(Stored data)
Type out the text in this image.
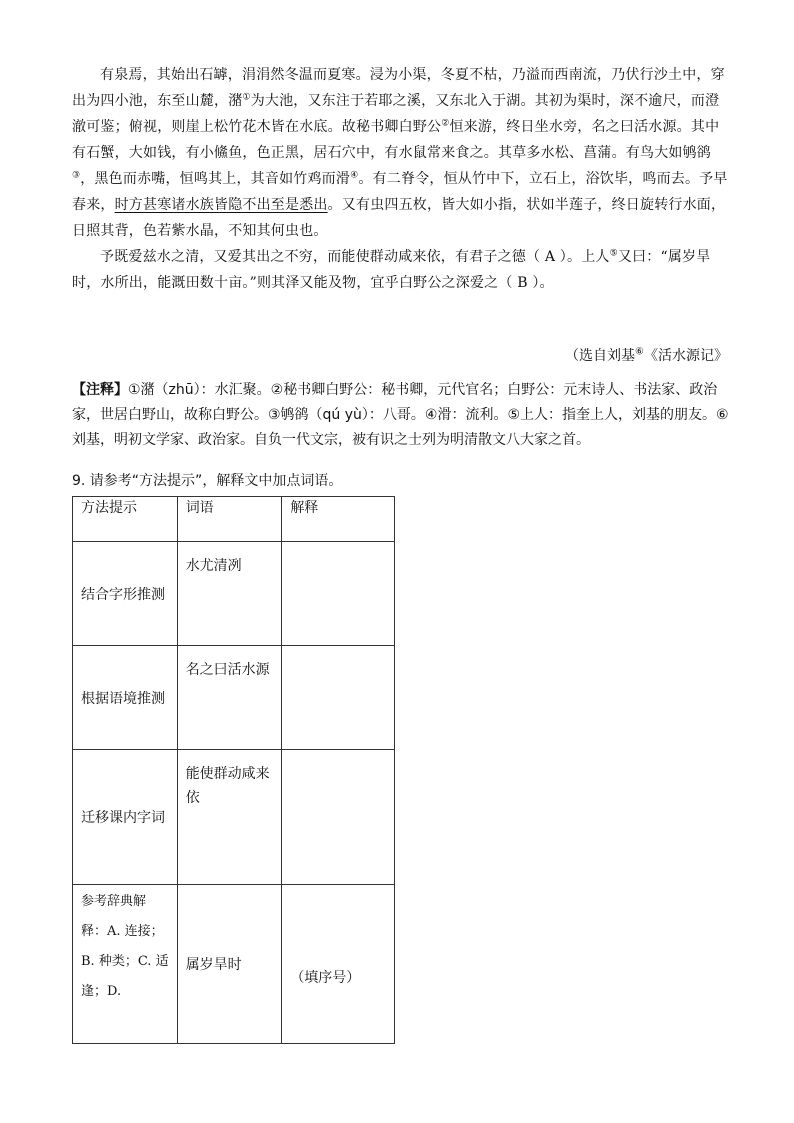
有泉焉，其始出石罅，涓涓然冬温而夏寒。浸为小渠，冬夏不枯，乃溢而西南流，乃伏行沙土中，穿出为四小池，东至山麓，潴①为大池，又东注于若耶之溪，又东北入于湖。其初为渠时，深不逾尺，而澄澈可鉴；俯视，则崖上松竹花木皆在水底。故秘书卿白野公②恒来游，终日坐水旁，名之曰活水源。其中有石蟹，大如钱，有小鯈鱼，色正黑，居石穴中，有水鼠常来食之。其草多水松、菖蒲。有鸟大如鸲鹆③，黑色而赤嘴，恒鸣其上，其音如竹鸡而滑④。有二脊令，恒从竹中下，立石上，浴饮毕，鸣而去。予早春来，时方甚寒诸水族皆隐不出至是悉出。又有虫四五枚，皆大如小指，状如半莲子，终日旋转行水面，日照其背，色若紫水晶，不知其何虫也。

予既爱兹水之清，又爱其出之不穷，而能使群动咸来依，有君子之德（ A ）。上人⑤又曰：“属岁旱时，水所出，能溉田数十亩。”则其泽又能及物，宜乎白野公之深爱之（ B ）。

（选自刘基⑥《活水源记》
【注释】①潴（zhū）：水汇聚。②秘书卿白野公：秘书卿，元代官名；白野公：元末诗人、书法家、政治家，世居白野山，故称白野公。③鸲鹆（qú yù）：八哥。④滑：流利。⑤上人：指奎上人，刘基的朋友。⑥刘基，明初文学家、政治家。自负一代文宗，被有识之士列为明清散文八大家之首。
9. 请参考“方法提示”，解释文中加点词语。
方法提示	词语	解释
结合字形推测	水尤清冽	

根据语境推测	名之曰活水源	

迁移课内字词	能使群动咸来依	

参考辞典解释：A. 连接；B. 种类；C. 适逢；D.	属岁旱时	（填序号）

** INSTRUCTIONS TO FOLLOW **
Without the pictures, output the full listing exactly as it stands.

** RESULT OF THE EXERCISE **
Type out the text in this image.
有泉焉，其始出石罅，涓涓然冬温而夏寒。浸为小渠，冬夏不枯，乃溢而西南流，乃伏行沙土中，穿出为四小池，东至山麓，潴①为大池，又东注于若耶之溪，又东北入于湖。其初为渠时，深不逾尺，而澄澈可鉴；俯视，则崖上松竹花木皆在水底。故秘书卿白野公②恒来游，终日坐水旁，名之曰活水源。其中有石蟹，大如钱，有小鯈鱼，色正黑，居石穴中，有水鼠常来食之。其草多水松、菖蒲。有鸟大如鸲鹆③，黑色而赤嘴，恒鸣其上，其音如竹鸡而滑④。有二脊令，恒从竹中下，立石上，浴饮毕，鸣而去。予早春来，时方甚寒诸水族皆隐不出至是悉出。又有虫四五枚，皆大如小指，状如半莲子，终日旋转行水面，日照其背，色若紫水晶，不知其何虫也。

予既爱兹水之清，又爱其出之不穷，而能使群动咸来依，有君子之德（ A ）。上人⑤又曰：“属岁旱时，水所出，能溉田数十亩。”则其泽又能及物，宜乎白野公之深爱之（ B ）。

（选自刘基⑥《活水源记》
【注释】①潴（zhū）：水汇聚。②秘书卿白野公：秘书卿，元代官名；白野公：元末诗人、书法家、政治家，世居白野山，故称白野公。③鸲鹆（qú yù）：八哥。④滑：流利。⑤上人：指奎上人，刘基的朋友。⑥刘基，明初文学家、政治家。自负一代文宗，被有识之士列为明清散文八大家之首。
9. 请参考“方法提示”，解释文中加点词语。
方法提示	词语	解释
结合字形推测	水尤清冽	

根据语境推测	名之曰活水源	

迁移课内字词	能使群动咸来依	

参考辞典解释：A. 连接；B. 种类；C. 适逢；D.	属岁旱时	（填序号）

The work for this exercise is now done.